DIRECTION
Among the entries, which lines carry the string "JSON"? Copy each of them.

◆ ◆ ◆ ◆ ◆

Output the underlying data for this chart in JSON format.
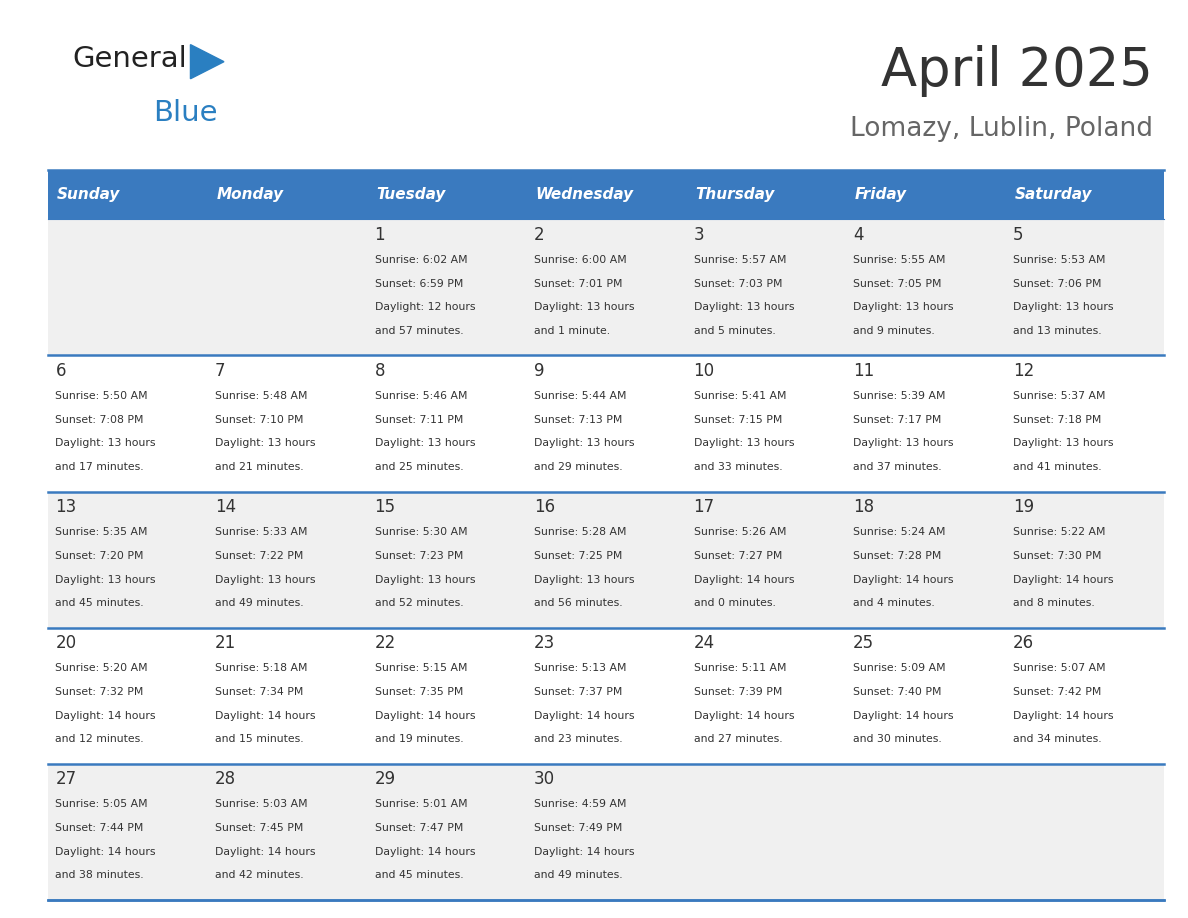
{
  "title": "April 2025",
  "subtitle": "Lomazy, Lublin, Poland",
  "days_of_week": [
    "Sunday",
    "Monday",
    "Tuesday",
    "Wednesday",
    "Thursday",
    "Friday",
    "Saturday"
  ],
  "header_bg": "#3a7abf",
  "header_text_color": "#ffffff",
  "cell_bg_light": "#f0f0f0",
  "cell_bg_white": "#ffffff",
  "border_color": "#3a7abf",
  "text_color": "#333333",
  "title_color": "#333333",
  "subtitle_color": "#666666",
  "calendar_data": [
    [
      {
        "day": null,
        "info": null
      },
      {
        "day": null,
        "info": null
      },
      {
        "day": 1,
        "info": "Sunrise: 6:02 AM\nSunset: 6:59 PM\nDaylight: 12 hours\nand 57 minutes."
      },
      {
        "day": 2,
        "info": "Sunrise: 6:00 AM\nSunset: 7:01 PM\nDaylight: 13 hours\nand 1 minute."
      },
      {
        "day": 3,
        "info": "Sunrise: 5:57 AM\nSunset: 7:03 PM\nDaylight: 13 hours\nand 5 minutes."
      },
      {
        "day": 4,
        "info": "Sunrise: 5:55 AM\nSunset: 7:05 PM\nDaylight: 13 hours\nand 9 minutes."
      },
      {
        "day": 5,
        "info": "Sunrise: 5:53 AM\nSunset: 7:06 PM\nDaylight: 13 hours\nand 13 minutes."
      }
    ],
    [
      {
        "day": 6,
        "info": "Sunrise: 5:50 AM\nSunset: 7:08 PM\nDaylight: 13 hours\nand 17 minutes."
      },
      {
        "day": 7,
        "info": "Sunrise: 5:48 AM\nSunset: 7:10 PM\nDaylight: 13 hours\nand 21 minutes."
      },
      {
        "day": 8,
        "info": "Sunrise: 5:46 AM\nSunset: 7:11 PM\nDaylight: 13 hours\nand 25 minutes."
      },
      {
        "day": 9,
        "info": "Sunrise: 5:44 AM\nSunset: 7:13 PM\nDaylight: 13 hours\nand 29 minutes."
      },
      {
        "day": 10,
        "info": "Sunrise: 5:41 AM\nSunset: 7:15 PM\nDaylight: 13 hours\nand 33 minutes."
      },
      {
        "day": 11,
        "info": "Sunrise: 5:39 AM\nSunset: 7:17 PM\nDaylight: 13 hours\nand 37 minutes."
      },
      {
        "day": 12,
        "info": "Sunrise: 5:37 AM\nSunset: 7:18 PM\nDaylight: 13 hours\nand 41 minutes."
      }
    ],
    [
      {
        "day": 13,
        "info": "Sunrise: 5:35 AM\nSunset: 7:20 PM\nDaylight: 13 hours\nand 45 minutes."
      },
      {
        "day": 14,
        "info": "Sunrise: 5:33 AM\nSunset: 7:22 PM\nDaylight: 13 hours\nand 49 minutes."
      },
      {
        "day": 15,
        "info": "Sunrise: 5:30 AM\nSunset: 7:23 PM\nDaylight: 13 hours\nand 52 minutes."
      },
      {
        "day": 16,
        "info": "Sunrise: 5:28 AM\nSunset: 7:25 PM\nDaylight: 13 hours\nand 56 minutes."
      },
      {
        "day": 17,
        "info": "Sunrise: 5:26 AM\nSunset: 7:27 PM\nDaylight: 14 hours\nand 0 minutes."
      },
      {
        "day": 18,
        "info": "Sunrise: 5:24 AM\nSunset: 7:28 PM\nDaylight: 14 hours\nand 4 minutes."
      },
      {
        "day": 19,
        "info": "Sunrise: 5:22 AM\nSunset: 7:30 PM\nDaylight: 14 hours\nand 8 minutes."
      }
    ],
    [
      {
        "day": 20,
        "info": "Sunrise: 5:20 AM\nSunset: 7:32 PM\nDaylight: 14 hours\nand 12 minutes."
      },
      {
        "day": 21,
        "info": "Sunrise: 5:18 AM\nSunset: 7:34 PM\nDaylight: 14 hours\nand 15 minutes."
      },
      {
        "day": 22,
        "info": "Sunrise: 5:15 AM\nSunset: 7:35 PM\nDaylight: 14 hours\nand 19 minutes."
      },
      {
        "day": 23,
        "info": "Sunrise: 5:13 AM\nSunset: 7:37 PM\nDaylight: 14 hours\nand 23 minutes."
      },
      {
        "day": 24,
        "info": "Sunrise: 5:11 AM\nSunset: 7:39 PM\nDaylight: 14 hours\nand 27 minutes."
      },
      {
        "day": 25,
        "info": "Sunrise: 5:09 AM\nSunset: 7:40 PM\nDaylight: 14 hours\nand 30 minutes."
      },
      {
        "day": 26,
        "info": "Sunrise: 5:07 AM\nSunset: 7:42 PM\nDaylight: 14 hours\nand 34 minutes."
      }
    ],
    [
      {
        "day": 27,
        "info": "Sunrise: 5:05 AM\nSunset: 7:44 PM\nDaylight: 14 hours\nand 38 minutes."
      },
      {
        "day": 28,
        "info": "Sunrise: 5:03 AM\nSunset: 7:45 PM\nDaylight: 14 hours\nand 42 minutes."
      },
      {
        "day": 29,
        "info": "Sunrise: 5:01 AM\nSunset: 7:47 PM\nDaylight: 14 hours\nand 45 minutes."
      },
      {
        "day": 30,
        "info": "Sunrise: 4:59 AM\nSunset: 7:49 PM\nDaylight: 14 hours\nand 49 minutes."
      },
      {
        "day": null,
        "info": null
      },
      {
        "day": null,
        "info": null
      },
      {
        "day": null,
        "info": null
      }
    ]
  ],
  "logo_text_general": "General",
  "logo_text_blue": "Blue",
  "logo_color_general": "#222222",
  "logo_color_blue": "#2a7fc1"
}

◆ ◆ ◆ ◆ ◆

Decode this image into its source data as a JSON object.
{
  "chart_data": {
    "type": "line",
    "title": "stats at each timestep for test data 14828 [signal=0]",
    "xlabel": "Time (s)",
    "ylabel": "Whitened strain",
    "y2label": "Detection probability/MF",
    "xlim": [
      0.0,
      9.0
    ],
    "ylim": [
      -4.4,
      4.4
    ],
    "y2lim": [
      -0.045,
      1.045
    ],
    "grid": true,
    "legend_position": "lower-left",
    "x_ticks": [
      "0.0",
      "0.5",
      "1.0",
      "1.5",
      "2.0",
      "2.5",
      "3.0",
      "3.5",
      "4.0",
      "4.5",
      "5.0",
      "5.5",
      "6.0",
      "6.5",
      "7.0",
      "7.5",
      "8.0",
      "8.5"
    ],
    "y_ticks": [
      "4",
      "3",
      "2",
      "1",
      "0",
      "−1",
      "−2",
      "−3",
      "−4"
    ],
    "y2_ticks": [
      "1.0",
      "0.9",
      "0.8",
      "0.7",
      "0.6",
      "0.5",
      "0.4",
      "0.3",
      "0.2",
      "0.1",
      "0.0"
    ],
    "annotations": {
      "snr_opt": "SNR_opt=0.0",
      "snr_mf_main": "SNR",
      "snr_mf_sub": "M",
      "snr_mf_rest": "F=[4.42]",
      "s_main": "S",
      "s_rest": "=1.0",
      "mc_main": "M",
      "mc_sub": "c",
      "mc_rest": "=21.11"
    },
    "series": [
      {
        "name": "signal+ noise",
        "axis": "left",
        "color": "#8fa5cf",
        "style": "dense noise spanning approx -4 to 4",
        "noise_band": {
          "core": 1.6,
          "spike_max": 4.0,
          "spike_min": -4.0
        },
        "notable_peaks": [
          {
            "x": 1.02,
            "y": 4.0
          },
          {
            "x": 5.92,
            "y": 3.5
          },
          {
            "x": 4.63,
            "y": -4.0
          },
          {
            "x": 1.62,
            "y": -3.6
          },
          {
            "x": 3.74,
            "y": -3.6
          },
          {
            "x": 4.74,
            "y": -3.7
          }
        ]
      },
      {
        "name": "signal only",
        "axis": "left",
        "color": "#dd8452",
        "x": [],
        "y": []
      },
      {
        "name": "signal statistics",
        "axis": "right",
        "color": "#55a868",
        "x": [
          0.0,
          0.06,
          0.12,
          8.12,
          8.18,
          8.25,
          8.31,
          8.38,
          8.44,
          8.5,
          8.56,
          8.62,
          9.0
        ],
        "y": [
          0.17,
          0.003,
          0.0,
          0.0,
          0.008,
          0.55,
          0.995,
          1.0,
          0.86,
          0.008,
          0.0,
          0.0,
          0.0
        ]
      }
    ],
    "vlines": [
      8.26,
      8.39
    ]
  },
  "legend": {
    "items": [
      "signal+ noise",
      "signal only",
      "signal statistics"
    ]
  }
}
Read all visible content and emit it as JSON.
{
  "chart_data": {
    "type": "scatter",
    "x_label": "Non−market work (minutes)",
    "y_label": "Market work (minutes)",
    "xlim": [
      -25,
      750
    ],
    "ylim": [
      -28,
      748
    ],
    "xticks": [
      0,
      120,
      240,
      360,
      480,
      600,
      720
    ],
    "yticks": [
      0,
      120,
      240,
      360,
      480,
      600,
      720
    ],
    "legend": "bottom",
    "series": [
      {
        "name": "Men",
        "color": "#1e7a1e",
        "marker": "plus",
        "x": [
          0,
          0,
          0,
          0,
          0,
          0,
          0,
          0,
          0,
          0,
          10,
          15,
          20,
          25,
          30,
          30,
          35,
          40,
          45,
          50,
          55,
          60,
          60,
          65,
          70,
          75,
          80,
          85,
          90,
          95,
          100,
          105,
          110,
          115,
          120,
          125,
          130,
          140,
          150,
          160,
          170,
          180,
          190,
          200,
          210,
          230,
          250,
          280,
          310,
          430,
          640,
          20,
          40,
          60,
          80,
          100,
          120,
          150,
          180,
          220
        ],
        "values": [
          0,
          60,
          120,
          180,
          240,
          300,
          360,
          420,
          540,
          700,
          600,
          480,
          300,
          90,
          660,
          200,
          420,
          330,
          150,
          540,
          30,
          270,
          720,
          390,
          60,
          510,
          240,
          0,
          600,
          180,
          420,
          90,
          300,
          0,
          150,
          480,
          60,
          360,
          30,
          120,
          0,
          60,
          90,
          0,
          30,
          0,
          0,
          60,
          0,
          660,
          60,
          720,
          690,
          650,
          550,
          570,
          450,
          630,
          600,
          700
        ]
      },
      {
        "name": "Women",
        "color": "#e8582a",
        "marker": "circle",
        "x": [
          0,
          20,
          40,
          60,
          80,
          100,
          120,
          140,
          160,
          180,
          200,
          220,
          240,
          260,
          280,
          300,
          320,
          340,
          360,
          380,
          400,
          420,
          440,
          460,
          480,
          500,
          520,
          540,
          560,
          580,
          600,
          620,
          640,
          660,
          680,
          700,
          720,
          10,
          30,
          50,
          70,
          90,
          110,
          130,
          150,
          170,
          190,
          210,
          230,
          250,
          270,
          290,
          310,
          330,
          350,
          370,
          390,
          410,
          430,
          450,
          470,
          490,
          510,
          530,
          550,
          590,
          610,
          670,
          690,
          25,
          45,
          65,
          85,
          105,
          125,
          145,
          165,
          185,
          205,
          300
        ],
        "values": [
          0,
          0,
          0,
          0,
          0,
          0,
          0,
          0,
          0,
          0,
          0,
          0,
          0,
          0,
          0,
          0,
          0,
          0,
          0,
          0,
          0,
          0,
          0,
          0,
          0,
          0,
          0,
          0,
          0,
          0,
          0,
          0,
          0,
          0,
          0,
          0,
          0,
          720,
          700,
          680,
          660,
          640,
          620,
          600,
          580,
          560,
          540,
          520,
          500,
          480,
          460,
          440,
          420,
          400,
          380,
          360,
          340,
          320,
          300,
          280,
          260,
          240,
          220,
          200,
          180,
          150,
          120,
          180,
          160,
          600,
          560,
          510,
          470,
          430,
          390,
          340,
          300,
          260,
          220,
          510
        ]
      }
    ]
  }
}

◆ ◆ ◆ ◆ ◆

TASK RESPONSE
Output the underlying data for this chart in JSON format.
Decode this image into its source data as a JSON object.
Read all visible content and emit it as JSON.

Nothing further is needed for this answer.